**What you will do**
From the entries that follow, gather each line holding the word "AIDS".

Saved entries
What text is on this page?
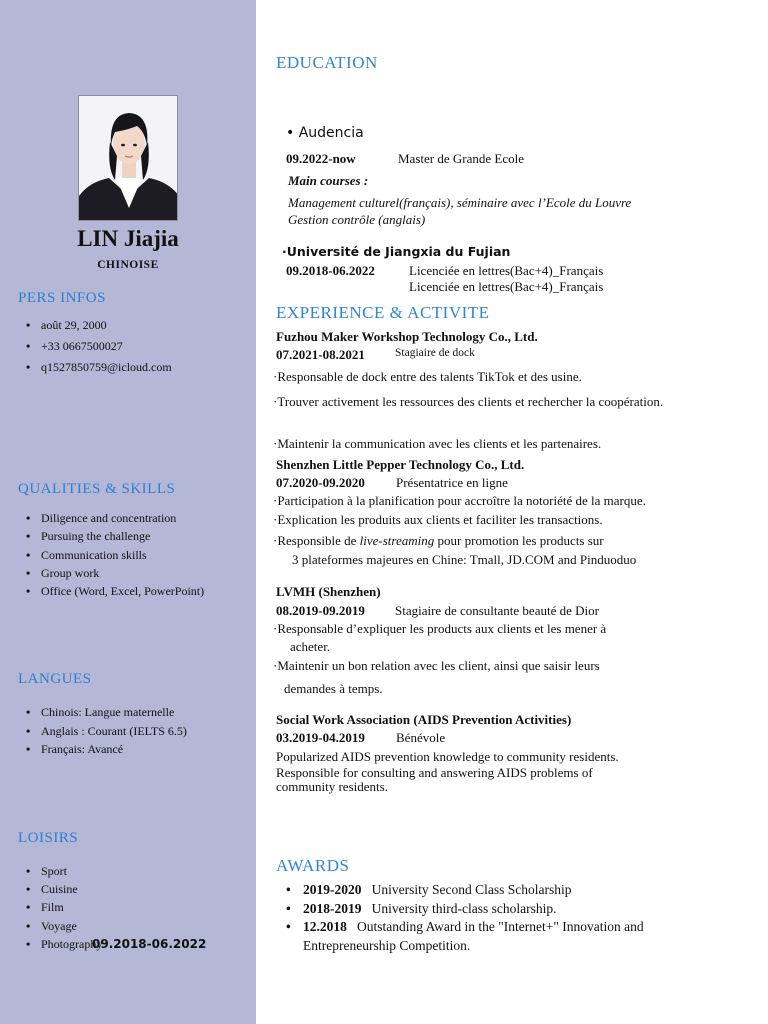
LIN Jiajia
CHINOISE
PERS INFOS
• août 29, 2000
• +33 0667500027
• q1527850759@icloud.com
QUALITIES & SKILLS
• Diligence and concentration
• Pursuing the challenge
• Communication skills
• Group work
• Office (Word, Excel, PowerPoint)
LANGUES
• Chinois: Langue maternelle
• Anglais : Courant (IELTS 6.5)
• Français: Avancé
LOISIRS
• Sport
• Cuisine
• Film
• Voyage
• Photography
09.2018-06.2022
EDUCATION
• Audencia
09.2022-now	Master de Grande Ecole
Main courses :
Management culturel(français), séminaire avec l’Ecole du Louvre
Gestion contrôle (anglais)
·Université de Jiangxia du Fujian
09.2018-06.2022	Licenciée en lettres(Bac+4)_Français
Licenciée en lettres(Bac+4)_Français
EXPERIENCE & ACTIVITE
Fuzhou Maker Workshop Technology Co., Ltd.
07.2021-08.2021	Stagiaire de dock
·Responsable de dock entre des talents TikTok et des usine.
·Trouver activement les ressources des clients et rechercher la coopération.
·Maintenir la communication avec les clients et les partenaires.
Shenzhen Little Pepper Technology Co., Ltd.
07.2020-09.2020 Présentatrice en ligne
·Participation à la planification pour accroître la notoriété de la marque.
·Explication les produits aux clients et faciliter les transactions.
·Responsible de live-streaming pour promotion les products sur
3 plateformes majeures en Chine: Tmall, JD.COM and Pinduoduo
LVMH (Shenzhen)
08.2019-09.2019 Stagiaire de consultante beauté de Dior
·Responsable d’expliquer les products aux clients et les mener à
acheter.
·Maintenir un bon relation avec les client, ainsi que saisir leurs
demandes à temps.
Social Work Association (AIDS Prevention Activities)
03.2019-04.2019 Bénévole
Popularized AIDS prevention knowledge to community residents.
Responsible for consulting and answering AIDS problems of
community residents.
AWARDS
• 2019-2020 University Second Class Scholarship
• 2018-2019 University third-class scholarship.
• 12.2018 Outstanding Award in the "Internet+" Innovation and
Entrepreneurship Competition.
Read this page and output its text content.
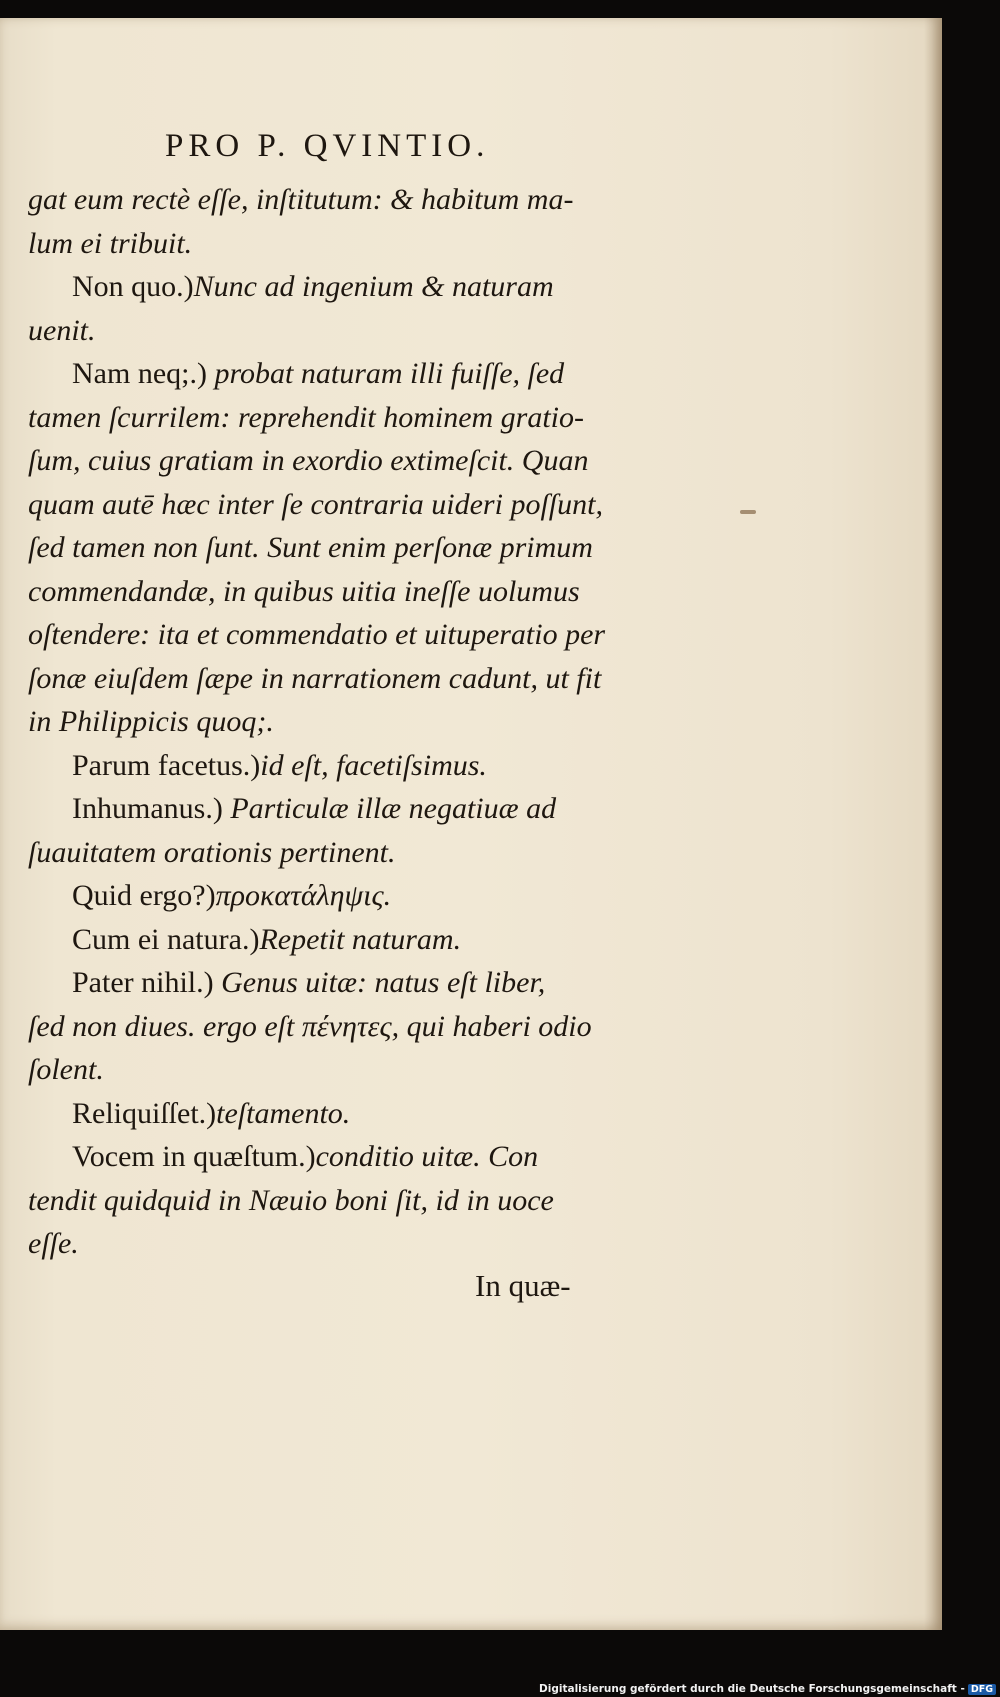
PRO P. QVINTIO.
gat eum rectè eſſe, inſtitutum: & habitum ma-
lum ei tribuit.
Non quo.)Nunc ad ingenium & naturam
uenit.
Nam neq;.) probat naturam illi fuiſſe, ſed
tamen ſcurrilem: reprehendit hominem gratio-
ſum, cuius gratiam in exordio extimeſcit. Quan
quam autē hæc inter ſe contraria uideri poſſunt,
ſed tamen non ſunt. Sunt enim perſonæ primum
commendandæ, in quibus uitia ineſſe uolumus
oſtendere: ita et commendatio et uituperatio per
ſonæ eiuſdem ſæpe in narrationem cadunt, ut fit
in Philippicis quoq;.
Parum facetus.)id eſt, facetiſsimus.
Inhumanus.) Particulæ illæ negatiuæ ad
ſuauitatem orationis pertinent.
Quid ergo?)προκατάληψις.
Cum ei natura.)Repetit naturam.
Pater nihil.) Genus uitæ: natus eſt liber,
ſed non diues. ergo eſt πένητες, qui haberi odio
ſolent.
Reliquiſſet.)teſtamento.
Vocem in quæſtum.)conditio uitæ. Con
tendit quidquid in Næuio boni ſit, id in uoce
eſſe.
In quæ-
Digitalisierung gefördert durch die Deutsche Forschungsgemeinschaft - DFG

**Reply**
Social Work Association (AIDS Prevention Activities)
Popularized AIDS prevention knowledge to community residents.
Responsible for consulting and answering AIDS problems of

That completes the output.